• [RECORDS FOR PROCESSING]
◇ ◇ ◇ ◇
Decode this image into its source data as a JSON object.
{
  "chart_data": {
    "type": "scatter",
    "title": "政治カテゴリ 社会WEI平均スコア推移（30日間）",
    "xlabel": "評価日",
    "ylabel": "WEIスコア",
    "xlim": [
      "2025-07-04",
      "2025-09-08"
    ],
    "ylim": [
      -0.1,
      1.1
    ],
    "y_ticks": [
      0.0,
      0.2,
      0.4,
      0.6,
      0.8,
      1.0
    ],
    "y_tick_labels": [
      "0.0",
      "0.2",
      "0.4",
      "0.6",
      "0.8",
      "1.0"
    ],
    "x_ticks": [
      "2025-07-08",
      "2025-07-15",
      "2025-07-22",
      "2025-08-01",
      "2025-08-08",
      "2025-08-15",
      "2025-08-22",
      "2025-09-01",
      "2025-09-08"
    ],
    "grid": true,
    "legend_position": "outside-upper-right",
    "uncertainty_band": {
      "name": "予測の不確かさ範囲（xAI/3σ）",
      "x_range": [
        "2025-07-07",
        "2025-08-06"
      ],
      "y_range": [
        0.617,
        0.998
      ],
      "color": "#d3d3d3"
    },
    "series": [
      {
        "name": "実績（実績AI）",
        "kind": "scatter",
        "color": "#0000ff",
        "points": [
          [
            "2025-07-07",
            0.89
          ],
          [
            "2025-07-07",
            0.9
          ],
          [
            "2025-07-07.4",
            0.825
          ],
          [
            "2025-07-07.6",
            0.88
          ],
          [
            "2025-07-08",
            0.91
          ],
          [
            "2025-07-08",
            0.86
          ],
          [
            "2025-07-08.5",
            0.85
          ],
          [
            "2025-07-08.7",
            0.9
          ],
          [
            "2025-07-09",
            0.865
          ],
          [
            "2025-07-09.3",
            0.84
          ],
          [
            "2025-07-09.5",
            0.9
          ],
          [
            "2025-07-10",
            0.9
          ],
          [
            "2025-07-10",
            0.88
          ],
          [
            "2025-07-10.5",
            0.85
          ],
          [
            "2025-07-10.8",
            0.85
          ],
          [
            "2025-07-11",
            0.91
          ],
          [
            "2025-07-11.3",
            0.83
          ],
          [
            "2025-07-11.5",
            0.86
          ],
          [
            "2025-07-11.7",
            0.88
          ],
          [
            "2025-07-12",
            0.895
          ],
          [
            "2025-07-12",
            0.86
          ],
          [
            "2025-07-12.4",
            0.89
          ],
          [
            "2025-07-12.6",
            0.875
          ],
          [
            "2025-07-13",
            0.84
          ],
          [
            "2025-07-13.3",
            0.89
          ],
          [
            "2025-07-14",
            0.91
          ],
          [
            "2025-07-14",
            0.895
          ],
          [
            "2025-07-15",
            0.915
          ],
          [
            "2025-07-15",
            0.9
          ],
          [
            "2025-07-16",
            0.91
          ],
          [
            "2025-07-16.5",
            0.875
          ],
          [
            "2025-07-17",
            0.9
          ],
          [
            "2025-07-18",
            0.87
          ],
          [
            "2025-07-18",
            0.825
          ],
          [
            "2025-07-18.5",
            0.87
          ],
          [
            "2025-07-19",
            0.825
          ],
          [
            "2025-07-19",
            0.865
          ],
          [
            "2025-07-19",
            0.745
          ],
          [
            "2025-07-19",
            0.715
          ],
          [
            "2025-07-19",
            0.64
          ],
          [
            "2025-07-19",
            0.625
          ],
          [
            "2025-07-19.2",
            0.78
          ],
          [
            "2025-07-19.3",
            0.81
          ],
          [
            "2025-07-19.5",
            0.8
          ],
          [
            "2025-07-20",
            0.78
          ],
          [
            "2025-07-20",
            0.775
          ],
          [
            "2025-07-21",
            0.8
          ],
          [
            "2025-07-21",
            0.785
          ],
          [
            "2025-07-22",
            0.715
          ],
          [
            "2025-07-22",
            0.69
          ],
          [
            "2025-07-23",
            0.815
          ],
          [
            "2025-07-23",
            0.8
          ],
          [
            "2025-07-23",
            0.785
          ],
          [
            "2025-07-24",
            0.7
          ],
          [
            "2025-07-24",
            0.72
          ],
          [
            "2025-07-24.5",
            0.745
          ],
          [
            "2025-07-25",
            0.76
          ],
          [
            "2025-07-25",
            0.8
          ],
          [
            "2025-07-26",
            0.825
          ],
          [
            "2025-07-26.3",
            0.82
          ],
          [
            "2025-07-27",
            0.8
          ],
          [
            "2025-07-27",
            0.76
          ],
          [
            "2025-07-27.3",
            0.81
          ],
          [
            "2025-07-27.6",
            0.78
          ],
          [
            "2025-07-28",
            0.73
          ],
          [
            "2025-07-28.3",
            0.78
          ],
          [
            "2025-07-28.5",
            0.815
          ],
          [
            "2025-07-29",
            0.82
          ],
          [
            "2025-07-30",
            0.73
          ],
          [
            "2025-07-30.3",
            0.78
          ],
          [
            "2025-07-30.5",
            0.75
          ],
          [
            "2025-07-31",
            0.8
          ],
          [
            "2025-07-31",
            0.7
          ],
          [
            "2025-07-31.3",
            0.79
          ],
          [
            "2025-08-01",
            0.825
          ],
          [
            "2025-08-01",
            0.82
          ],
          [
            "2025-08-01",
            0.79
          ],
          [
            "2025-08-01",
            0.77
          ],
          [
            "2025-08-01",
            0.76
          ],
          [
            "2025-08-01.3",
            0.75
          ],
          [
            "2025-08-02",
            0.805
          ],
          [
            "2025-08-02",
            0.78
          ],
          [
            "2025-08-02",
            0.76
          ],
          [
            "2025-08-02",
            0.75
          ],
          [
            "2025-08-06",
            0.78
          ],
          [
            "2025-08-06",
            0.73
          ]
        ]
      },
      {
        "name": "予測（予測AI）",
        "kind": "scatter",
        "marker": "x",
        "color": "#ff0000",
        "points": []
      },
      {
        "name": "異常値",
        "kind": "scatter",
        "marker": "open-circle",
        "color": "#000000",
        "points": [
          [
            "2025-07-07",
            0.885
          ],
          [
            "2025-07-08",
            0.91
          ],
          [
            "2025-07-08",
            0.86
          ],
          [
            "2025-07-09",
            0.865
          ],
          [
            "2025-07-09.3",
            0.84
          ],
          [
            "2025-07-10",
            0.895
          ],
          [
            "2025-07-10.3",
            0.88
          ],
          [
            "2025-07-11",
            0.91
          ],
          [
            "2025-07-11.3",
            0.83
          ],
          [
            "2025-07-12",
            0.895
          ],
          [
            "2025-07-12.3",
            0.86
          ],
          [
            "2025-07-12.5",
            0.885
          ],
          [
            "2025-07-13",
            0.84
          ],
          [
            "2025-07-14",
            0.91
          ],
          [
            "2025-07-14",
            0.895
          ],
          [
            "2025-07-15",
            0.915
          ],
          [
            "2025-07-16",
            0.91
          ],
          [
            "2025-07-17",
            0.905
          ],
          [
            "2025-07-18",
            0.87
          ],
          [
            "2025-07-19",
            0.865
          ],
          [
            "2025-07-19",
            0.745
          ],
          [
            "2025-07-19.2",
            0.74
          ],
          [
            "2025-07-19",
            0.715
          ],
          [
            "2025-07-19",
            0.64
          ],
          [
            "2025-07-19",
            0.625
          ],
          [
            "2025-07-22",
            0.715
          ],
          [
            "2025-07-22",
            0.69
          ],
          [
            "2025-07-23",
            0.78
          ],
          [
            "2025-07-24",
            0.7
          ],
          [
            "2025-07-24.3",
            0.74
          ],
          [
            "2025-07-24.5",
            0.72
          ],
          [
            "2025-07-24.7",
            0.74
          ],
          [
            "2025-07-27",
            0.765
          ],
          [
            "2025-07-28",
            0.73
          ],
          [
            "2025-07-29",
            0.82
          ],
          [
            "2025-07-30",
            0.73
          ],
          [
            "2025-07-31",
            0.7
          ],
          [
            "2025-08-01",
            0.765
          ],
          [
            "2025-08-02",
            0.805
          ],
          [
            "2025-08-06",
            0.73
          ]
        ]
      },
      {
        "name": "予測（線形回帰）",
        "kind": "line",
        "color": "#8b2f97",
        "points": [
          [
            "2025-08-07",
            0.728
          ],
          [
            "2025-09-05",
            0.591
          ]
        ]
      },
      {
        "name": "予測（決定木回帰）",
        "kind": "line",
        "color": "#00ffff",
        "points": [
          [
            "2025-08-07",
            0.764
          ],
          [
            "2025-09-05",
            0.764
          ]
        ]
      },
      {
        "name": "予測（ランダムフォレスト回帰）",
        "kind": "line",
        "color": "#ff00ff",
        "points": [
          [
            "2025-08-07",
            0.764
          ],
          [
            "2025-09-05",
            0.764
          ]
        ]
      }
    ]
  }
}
◇ ◇ ◇ ◇
• [EXERCISE BRIEF] Show each line of the listing that holds the string "name".

• [EXERCISE OUTPUT]
      "name": "予測の不確かさ範囲（xAI/3σ）",
        "name": "実績（実績AI）",
        "name": "予測（予測AI）",
        "name": "異常値",
        "name": "予測（線形回帰）",
        "name": "予測（決定木回帰）",
        "name": "予測（ランダムフォレスト回帰）",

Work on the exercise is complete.